TEXTE À LIRE —
Economie : ouvrir un commerce Ephémère

A l’approche des fêtes de fin d’année, l’ouverture d’un commerce éphémère est une idée d’autant plus séduisante que ce type de boutique est plébiscitée par les consommateurs, surtout dans les centres-villes. Elle nécessite toutefois des obligations juridiques et une stratégie marketing.

Autrement appelé pop-up store, ce concept permet tout à la fois, de mener une activité saisonnière, de tester un concept, une nouvelle marque, écouler des stocks ou bien lancer un nouveau produit, par l’évènementiel, dans une durée forcément limitée. C’est ainsi que l’on en compte plus de 400 en France et que la plupart des centres commerciaux ont adapté leurs retails park pour leur consacrer des espaces dédiés, pour lesquels, il faut désormais figurer sur une liste d’attente pour y avoir accès.En centre-ville, les commerces éphémères sont sollicités par les habitants eux-mêmes, où les boutiques traditionnelles sont en déclin. 1 français sur 2 classe même ce type de commerce dans le top 3 des lieux commerciaux attendus, pour venir le fréquenter régulièrement.

Entrées de données extraites —
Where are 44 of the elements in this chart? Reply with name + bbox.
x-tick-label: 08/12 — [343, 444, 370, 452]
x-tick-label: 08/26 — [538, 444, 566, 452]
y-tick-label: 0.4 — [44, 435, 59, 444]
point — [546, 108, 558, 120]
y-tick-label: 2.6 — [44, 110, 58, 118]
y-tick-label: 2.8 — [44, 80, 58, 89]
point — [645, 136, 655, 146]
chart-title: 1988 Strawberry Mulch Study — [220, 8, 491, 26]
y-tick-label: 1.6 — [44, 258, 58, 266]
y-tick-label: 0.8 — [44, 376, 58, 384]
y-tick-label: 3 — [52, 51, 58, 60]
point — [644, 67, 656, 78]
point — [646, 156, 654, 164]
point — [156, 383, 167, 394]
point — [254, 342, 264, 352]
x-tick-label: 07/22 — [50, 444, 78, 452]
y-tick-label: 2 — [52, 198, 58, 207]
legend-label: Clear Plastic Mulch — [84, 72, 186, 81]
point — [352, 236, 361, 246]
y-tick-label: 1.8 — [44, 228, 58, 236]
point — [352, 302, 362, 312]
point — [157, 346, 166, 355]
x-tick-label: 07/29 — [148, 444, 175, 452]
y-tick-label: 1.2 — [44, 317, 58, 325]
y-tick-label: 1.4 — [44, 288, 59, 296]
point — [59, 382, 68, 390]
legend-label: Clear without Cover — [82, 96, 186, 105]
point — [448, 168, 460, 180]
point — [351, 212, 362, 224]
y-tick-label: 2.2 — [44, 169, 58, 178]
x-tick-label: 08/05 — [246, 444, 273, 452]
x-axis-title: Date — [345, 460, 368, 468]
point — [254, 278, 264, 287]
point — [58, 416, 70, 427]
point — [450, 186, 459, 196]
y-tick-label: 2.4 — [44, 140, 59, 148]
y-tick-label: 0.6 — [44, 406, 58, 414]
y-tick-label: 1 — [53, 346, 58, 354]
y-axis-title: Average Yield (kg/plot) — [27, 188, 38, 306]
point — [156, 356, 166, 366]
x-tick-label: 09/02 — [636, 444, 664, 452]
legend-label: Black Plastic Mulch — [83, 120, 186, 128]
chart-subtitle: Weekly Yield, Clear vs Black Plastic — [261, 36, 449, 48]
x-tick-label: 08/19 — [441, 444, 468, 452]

EXERCICES —
**a)** D'après le texte sur le commerce éphémère, combien de ces boutiques compte-t-on en France ?
**b)** Recopiez, dans le texte sur le commerce éphémère, tout le passage allant de « A l’approche des » jusqu'à « une stratégie marketing. ».
La liste n'est d'aucune utilité pour réaliser ces exercices.

CORRIGÉ DES EXERCICES —
**a)** Plus de 400.

**b)**
A l’approche des fêtes de fin d’année, l’ouverture d’un commerce éphémère est une idée d’autant plus séduisante que ce type de boutique est plébiscitée par les consommateurs, surtout dans les centres-villes. Elle nécessite toutefois des obligations juridiques et une stratégie marketing.